──────── EXTRACTED RECORDS

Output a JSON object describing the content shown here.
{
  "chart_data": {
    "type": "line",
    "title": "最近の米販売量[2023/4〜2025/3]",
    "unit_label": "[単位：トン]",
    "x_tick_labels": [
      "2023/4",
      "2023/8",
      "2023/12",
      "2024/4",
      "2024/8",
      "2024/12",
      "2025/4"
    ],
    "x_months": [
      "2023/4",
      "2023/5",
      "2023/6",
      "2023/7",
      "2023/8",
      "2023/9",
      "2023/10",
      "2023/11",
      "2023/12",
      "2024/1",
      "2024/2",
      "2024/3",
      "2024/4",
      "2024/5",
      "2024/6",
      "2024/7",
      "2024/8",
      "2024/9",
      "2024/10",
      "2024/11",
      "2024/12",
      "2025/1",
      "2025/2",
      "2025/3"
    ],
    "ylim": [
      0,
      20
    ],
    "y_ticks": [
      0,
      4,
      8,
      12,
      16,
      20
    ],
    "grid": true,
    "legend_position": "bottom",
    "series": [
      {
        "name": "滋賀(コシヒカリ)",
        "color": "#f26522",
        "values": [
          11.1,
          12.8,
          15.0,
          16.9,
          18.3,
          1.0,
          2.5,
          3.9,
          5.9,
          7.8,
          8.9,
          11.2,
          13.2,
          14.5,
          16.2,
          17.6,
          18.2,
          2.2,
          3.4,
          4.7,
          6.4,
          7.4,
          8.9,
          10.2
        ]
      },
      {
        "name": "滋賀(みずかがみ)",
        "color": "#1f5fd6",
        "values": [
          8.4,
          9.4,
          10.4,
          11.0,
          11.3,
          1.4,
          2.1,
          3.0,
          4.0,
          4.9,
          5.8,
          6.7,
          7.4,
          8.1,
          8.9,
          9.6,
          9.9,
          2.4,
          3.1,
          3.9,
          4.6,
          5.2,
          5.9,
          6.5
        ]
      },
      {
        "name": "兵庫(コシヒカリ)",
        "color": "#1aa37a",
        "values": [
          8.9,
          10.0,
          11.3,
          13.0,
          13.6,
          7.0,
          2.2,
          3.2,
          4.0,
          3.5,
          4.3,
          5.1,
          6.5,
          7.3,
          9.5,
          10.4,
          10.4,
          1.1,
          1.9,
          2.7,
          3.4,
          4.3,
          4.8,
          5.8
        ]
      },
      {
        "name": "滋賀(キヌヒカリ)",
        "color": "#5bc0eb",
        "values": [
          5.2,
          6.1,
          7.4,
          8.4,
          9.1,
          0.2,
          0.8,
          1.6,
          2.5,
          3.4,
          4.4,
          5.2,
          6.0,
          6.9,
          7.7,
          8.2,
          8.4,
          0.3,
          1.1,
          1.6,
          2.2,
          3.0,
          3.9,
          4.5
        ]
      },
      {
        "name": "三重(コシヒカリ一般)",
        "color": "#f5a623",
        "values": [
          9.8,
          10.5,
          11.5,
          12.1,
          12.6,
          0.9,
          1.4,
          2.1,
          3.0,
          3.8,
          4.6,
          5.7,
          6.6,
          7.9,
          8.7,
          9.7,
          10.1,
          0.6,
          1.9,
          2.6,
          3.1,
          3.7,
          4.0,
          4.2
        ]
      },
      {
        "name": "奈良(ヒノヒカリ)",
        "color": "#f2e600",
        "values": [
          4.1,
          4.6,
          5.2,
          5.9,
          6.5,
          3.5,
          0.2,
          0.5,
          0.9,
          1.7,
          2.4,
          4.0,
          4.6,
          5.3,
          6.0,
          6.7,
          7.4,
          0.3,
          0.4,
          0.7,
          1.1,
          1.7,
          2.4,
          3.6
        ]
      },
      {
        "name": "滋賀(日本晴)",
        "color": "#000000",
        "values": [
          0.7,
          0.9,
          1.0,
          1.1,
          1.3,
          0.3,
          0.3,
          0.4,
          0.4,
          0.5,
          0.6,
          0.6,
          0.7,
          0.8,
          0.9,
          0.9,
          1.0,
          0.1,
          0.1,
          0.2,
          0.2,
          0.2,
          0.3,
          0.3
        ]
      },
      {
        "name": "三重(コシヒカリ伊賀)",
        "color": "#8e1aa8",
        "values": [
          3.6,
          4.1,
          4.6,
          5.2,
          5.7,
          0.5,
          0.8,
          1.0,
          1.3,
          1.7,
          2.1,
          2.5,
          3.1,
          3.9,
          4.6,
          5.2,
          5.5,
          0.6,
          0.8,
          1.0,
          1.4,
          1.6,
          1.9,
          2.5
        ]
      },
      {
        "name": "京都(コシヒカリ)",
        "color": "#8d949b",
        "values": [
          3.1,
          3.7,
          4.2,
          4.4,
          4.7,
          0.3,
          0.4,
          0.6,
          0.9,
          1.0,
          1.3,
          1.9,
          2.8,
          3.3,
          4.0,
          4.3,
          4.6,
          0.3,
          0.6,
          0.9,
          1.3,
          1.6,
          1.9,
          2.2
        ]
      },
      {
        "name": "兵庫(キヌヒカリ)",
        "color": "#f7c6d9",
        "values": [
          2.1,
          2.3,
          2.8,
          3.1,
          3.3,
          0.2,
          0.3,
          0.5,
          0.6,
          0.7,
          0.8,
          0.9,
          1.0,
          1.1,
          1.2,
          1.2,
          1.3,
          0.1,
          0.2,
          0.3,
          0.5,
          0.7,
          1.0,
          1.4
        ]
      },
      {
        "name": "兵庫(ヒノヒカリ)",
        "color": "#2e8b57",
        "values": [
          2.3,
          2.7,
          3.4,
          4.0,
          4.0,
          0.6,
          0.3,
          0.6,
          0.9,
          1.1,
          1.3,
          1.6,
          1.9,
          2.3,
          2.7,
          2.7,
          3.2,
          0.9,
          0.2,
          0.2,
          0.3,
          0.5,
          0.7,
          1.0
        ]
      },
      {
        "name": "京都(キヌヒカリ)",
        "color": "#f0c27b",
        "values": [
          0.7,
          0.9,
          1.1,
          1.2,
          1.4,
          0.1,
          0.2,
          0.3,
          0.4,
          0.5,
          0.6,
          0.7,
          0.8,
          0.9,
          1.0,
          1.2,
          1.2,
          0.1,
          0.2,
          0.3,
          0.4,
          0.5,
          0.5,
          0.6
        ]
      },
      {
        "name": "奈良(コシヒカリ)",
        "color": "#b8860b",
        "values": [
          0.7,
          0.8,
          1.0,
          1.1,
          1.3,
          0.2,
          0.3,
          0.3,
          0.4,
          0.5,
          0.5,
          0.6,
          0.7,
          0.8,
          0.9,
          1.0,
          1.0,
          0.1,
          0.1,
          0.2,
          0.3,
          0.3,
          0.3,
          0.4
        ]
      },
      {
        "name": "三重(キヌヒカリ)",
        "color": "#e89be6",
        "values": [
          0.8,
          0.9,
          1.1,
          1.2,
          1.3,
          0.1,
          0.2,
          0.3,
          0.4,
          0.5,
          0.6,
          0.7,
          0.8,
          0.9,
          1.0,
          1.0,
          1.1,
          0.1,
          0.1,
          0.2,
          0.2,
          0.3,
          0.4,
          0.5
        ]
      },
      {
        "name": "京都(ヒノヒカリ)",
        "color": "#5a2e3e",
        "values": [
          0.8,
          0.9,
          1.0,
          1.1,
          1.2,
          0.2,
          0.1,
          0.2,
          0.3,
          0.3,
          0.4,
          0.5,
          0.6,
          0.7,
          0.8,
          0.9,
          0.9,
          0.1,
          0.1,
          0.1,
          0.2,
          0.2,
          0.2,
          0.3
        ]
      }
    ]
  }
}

────────────────

TASK DIRECTIONS — Select every line in the records above that contains the word "ヒノヒカリ".

SOLUTION TO THIS PROBLEM —
        "name": "奈良(ヒノヒカリ)",
        "name": "兵庫(ヒノヒカリ)",
        "name": "京都(ヒノヒカリ)",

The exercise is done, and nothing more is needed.